Teks yang Disediakan:
====================

China Nilai Indonesia Jadi Kekuatan Penting di BRICS, Ini Pernyataan Resmi Beijing

China menantikan kontribusi positif Indonesia di BRICS.

Hong/Pool Photo via AP
Pekerja staf berdiri di belakang bendera nasional Brasil, Rusia, China, Afrika Selatan, dan India untuk merapikan bendera menjelang foto bersama selama KTT BRICS di Pusat Konferensi dan Pameran Internasional Xiamen di Xiamen, Provinsi Fujian, Cina tenggara, Senin, 4 September 2017.
Red: Andri Saubani

REPUBLIKA.CO.ID, BEIJING -- Indonesia sudah diumumkan resmi menjadi anggota kelompok BRICS. China pun menyambut baik sekaligus menantikan kontribusi aktif Indonesia.

====================

Bahan Terkumpul:
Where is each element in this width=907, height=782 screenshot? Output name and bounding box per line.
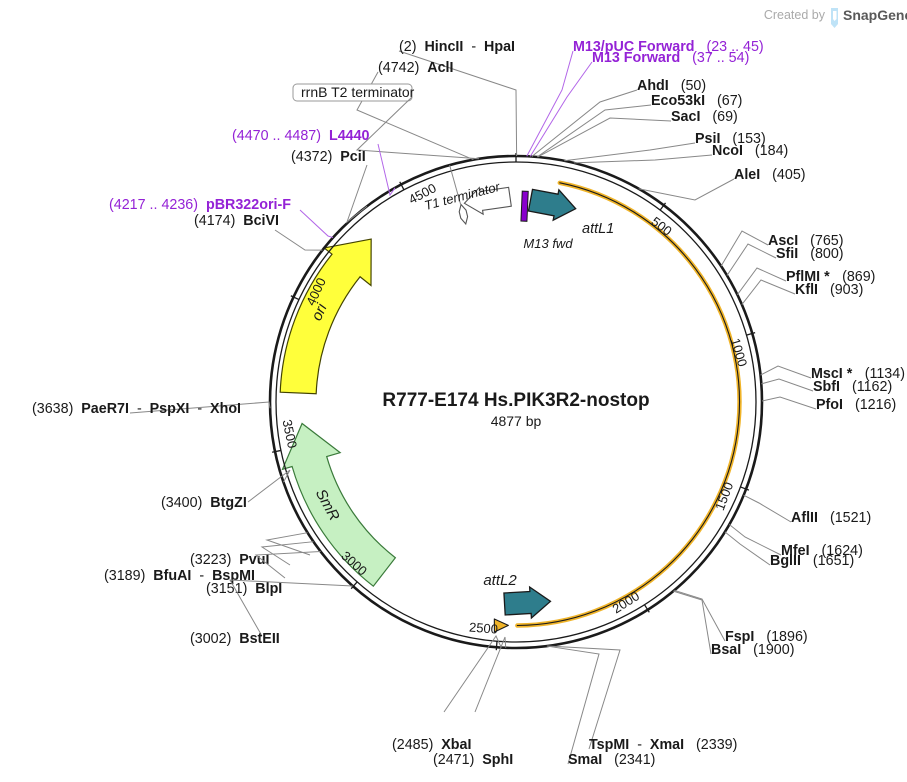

====================

Jawablah pertanyaan berikut berdasarkan berita tentang Indonesia dan BRICS.
(a) Menurut judul berita, Indonesia dinilai China sebagai apa di BRICS?
(b) Menurut keterangan foto, di gedung mana KTT BRICS yang digambarkan itu berlangsung?
(c) Menurut paragraf pembuka berita, apa status Indonesia dalam kelompok BRICS?

(a) Kekuatan penting.
(b) Di Pusat Konferensi dan Pameran Internasional Xiamen, Xiamen, Provinsi Fujian.
(c) Indonesia sudah diumumkan resmi menjadi anggota kelompok BRICS.